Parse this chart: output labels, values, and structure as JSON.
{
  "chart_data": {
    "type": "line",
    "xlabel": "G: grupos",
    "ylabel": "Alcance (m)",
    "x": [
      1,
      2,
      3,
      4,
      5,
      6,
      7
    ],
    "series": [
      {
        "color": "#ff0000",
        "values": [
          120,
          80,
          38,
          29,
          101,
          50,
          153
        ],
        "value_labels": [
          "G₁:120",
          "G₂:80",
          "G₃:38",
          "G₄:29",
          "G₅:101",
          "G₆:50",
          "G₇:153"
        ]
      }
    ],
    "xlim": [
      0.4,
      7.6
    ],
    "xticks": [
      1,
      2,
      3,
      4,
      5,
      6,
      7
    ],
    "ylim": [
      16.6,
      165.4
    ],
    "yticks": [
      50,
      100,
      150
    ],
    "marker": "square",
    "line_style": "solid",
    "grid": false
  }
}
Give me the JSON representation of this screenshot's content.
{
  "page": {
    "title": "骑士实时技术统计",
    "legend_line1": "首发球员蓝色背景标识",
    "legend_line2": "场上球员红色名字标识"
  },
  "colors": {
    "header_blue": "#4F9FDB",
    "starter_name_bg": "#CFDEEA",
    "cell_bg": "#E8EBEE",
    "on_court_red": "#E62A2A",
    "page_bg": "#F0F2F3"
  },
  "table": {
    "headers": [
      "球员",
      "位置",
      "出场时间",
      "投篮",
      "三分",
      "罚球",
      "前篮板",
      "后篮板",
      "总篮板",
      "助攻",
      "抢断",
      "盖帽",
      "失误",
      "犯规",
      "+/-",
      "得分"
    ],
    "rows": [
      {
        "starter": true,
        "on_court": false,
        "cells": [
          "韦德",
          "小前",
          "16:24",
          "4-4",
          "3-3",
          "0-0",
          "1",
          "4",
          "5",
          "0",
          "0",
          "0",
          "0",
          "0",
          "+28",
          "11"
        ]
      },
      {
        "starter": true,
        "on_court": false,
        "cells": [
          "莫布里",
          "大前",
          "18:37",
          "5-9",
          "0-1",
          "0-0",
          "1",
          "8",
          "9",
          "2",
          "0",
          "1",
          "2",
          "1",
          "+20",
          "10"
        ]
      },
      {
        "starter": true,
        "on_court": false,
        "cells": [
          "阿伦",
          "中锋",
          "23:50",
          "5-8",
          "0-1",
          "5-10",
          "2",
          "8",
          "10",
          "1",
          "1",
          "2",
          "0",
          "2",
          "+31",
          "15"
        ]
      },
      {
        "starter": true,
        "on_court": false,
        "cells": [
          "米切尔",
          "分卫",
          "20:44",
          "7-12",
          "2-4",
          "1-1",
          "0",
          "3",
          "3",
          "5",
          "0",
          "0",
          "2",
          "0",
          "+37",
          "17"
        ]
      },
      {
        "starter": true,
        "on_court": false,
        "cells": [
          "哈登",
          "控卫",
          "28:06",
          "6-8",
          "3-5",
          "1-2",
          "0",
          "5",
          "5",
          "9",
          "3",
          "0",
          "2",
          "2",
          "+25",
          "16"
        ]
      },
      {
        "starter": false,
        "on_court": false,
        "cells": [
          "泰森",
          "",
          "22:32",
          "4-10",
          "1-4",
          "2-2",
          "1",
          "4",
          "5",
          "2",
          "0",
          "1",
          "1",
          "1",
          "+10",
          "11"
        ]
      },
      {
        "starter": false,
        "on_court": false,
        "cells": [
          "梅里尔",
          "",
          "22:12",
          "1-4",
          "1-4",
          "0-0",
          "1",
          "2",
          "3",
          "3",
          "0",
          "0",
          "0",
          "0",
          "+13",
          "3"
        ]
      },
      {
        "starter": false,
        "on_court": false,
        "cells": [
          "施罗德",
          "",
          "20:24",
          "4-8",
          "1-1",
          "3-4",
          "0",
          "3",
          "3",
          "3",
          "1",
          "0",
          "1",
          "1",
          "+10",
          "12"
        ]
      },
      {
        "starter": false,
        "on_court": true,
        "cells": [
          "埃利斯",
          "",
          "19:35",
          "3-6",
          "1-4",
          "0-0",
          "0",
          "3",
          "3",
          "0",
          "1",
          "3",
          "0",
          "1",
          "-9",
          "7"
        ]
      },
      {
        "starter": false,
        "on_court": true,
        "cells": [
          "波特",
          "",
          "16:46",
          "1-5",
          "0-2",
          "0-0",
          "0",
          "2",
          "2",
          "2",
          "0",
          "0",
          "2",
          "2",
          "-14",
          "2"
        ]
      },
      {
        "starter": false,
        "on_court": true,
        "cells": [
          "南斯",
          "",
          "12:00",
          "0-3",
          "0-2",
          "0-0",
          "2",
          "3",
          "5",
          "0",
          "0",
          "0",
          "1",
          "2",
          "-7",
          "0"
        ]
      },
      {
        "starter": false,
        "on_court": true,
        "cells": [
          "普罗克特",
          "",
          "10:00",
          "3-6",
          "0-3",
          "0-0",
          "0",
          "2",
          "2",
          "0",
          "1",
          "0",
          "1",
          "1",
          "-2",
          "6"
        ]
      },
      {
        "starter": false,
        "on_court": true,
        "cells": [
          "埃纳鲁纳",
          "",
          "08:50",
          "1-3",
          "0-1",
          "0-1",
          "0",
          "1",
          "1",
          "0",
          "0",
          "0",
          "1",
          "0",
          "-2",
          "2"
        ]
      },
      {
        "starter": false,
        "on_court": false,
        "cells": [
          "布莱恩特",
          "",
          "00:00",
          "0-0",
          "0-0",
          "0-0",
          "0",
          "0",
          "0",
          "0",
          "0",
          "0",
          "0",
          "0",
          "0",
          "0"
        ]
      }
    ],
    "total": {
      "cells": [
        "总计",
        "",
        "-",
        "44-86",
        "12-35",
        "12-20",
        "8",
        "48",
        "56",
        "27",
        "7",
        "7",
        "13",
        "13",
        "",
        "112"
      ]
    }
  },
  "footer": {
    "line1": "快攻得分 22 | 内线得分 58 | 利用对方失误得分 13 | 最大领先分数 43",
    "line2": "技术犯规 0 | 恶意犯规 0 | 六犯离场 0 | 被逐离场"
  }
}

+--

WHAT IS BEING ASKED
Print out the whole listing exactly as it appears.

OUTPUT OF THE EXERCISE
Parse this chart: output labels, values, and structure as JSON.
{
  "chart_data": {
    "type": "line",
    "xlabel": "G: grupos",
    "ylabel": "Alcance (m)",
    "x": [
      1,
      2,
      3,
      4,
      5,
      6,
      7
    ],
    "series": [
      {
        "color": "#ff0000",
        "values": [
          120,
          80,
          38,
          29,
          101,
          50,
          153
        ],
        "value_labels": [
          "G₁:120",
          "G₂:80",
          "G₃:38",
          "G₄:29",
          "G₅:101",
          "G₆:50",
          "G₇:153"
        ]
      }
    ],
    "xlim": [
      0.4,
      7.6
    ],
    "xticks": [
      1,
      2,
      3,
      4,
      5,
      6,
      7
    ],
    "ylim": [
      16.6,
      165.4
    ],
    "yticks": [
      50,
      100,
      150
    ],
    "marker": "square",
    "line_style": "solid",
    "grid": false
  }
}
Give me the JSON representation of this screenshot's content.
{
  "page": {
    "title": "骑士实时技术统计",
    "legend_line1": "首发球员蓝色背景标识",
    "legend_line2": "场上球员红色名字标识"
  },
  "colors": {
    "header_blue": "#4F9FDB",
    "starter_name_bg": "#CFDEEA",
    "cell_bg": "#E8EBEE",
    "on_court_red": "#E62A2A",
    "page_bg": "#F0F2F3"
  },
  "table": {
    "headers": [
      "球员",
      "位置",
      "出场时间",
      "投篮",
      "三分",
      "罚球",
      "前篮板",
      "后篮板",
      "总篮板",
      "助攻",
      "抢断",
      "盖帽",
      "失误",
      "犯规",
      "+/-",
      "得分"
    ],
    "rows": [
      {
        "starter": true,
        "on_court": false,
        "cells": [
          "韦德",
          "小前",
          "16:24",
          "4-4",
          "3-3",
          "0-0",
          "1",
          "4",
          "5",
          "0",
          "0",
          "0",
          "0",
          "0",
          "+28",
          "11"
        ]
      },
      {
        "starter": true,
        "on_court": false,
        "cells": [
          "莫布里",
          "大前",
          "18:37",
          "5-9",
          "0-1",
          "0-0",
          "1",
          "8",
          "9",
          "2",
          "0",
          "1",
          "2",
          "1",
          "+20",
          "10"
        ]
      },
      {
        "starter": true,
        "on_court": false,
        "cells": [
          "阿伦",
          "中锋",
          "23:50",
          "5-8",
          "0-1",
          "5-10",
          "2",
          "8",
          "10",
          "1",
          "1",
          "2",
          "0",
          "2",
          "+31",
          "15"
        ]
      },
      {
        "starter": true,
        "on_court": false,
        "cells": [
          "米切尔",
          "分卫",
          "20:44",
          "7-12",
          "2-4",
          "1-1",
          "0",
          "3",
          "3",
          "5",
          "0",
          "0",
          "2",
          "0",
          "+37",
          "17"
        ]
      },
      {
        "starter": true,
        "on_court": false,
        "cells": [
          "哈登",
          "控卫",
          "28:06",
          "6-8",
          "3-5",
          "1-2",
          "0",
          "5",
          "5",
          "9",
          "3",
          "0",
          "2",
          "2",
          "+25",
          "16"
        ]
      },
      {
        "starter": false,
        "on_court": false,
        "cells": [
          "泰森",
          "",
          "22:32",
          "4-10",
          "1-4",
          "2-2",
          "1",
          "4",
          "5",
          "2",
          "0",
          "1",
          "1",
          "1",
          "+10",
          "11"
        ]
      },
      {
        "starter": false,
        "on_court": false,
        "cells": [
          "梅里尔",
          "",
          "22:12",
          "1-4",
          "1-4",
          "0-0",
          "1",
          "2",
          "3",
          "3",
          "0",
          "0",
          "0",
          "0",
          "+13",
          "3"
        ]
      },
      {
        "starter": false,
        "on_court": false,
        "cells": [
          "施罗德",
          "",
          "20:24",
          "4-8",
          "1-1",
          "3-4",
          "0",
          "3",
          "3",
          "3",
          "1",
          "0",
          "1",
          "1",
          "+10",
          "12"
        ]
      },
      {
        "starter": false,
        "on_court": true,
        "cells": [
          "埃利斯",
          "",
          "19:35",
          "3-6",
          "1-4",
          "0-0",
          "0",
          "3",
          "3",
          "0",
          "1",
          "3",
          "0",
          "1",
          "-9",
          "7"
        ]
      },
      {
        "starter": false,
        "on_court": true,
        "cells": [
          "波特",
          "",
          "16:46",
          "1-5",
          "0-2",
          "0-0",
          "0",
          "2",
          "2",
          "2",
          "0",
          "0",
          "2",
          "2",
          "-14",
          "2"
        ]
      },
      {
        "starter": false,
        "on_court": true,
        "cells": [
          "南斯",
          "",
          "12:00",
          "0-3",
          "0-2",
          "0-0",
          "2",
          "3",
          "5",
          "0",
          "0",
          "0",
          "1",
          "2",
          "-7",
          "0"
        ]
      },
      {
        "starter": false,
        "on_court": true,
        "cells": [
          "普罗克特",
          "",
          "10:00",
          "3-6",
          "0-3",
          "0-0",
          "0",
          "2",
          "2",
          "0",
          "1",
          "0",
          "1",
          "1",
          "-2",
          "6"
        ]
      },
      {
        "starter": false,
        "on_court": true,
        "cells": [
          "埃纳鲁纳",
          "",
          "08:50",
          "1-3",
          "0-1",
          "0-1",
          "0",
          "1",
          "1",
          "0",
          "0",
          "0",
          "1",
          "0",
          "-2",
          "2"
        ]
      },
      {
        "starter": false,
        "on_court": false,
        "cells": [
          "布莱恩特",
          "",
          "00:00",
          "0-0",
          "0-0",
          "0-0",
          "0",
          "0",
          "0",
          "0",
          "0",
          "0",
          "0",
          "0",
          "0",
          "0"
        ]
      }
    ],
    "total": {
      "cells": [
        "总计",
        "",
        "-",
        "44-86",
        "12-35",
        "12-20",
        "8",
        "48",
        "56",
        "27",
        "7",
        "7",
        "13",
        "13",
        "",
        "112"
      ]
    }
  },
  "footer": {
    "line1": "快攻得分 22 | 内线得分 58 | 利用对方失误得分 13 | 最大领先分数 43",
    "line2": "技术犯规 0 | 恶意犯规 0 | 六犯离场 0 | 被逐离场"
  }
}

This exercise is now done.